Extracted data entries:
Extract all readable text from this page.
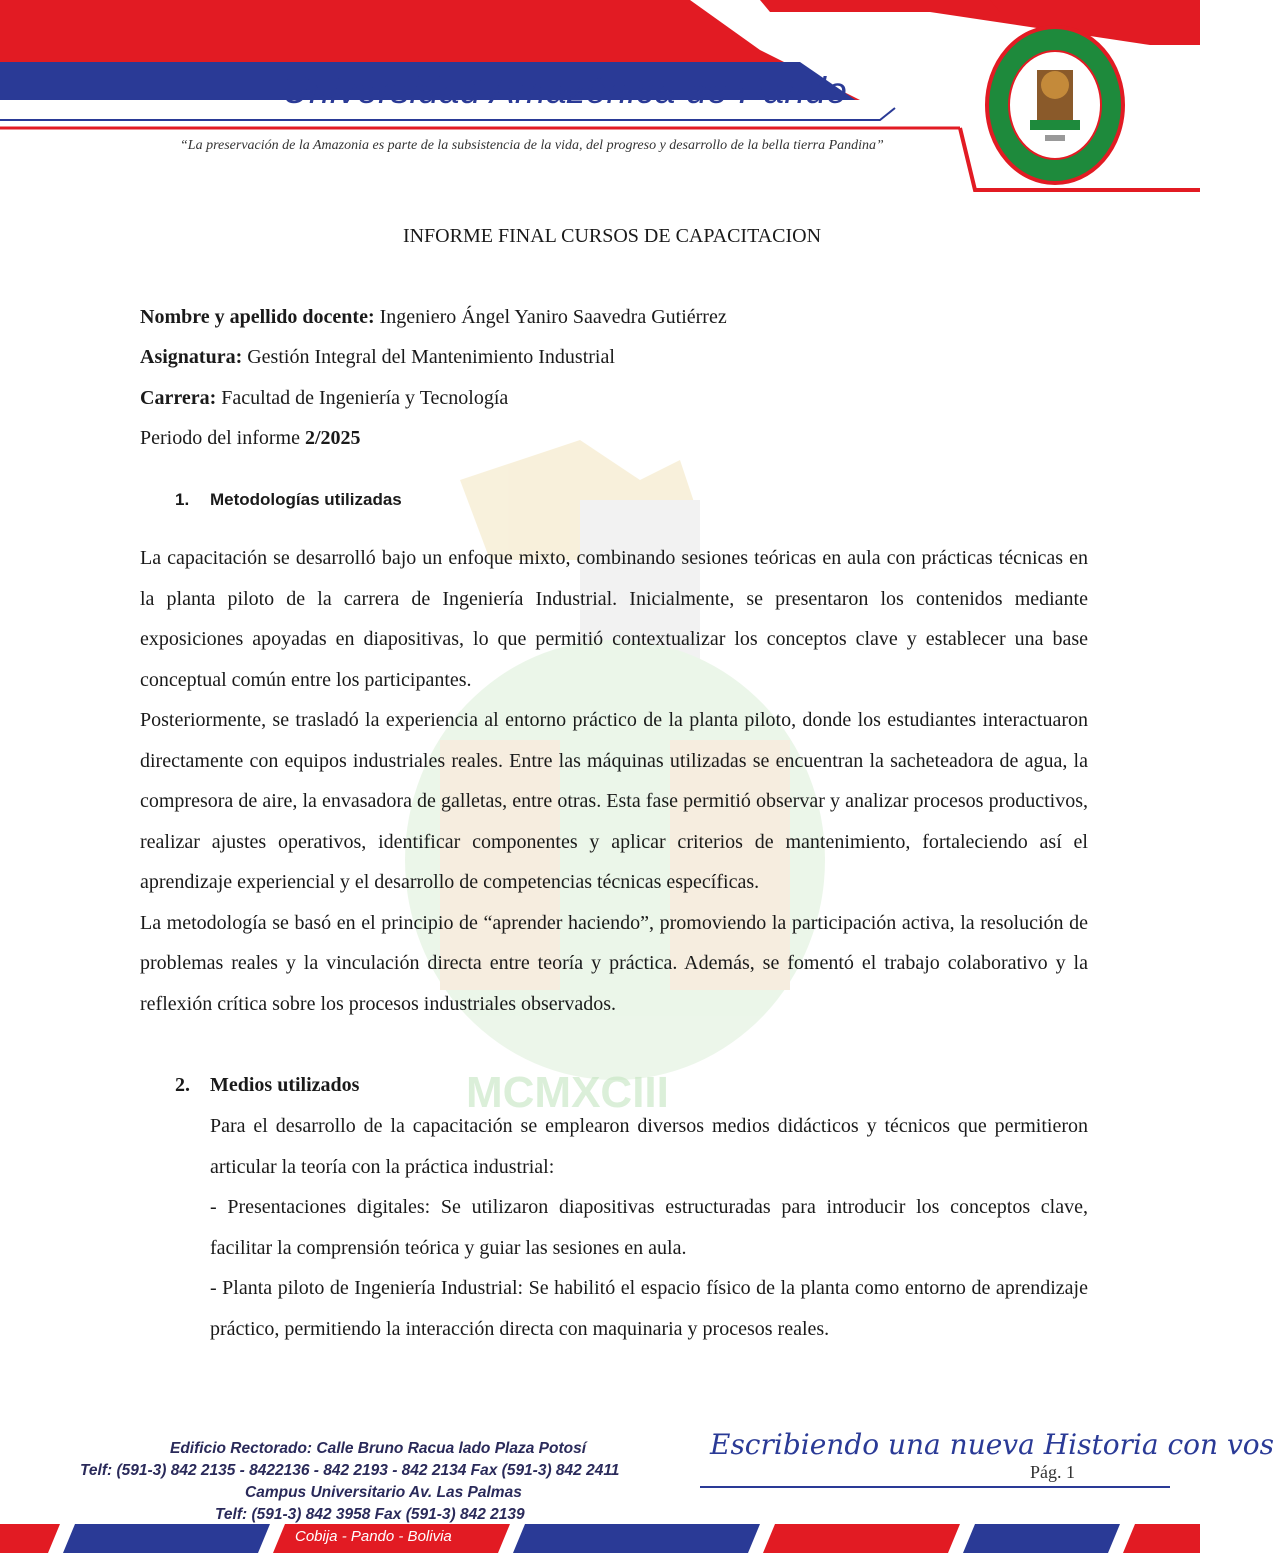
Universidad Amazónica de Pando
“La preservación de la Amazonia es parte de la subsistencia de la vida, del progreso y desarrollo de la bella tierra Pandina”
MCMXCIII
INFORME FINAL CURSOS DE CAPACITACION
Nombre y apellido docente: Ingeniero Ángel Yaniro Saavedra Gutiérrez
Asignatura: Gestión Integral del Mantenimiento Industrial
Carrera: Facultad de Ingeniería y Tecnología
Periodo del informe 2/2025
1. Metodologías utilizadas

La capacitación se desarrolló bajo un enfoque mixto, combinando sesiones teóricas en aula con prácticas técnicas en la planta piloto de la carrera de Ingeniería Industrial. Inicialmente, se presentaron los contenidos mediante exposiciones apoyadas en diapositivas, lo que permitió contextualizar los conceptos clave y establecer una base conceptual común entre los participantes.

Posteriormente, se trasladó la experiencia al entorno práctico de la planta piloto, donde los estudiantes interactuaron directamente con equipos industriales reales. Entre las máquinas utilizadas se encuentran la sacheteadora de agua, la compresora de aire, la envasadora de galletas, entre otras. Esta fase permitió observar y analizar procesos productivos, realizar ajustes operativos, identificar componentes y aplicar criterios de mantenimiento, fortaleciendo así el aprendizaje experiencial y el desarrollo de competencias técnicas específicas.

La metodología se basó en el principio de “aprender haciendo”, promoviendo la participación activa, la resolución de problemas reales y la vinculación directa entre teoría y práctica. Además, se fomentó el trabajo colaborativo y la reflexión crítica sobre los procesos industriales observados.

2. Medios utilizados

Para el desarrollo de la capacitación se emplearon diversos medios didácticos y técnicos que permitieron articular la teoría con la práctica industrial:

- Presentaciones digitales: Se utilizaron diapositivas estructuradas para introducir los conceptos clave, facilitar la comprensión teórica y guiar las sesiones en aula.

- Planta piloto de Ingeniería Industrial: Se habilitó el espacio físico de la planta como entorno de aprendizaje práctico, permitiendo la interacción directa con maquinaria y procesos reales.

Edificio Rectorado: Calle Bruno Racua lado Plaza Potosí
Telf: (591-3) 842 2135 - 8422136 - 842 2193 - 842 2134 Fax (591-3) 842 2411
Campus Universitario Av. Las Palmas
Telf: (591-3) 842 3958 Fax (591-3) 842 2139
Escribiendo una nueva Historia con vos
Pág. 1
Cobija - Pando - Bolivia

» PROMPT
Find all the lines containing "Pando" in the material, then copy them.

» EXERCISE OUTPUT
Universidad Amazónica de Pando
Cobija - Pando - Bolivia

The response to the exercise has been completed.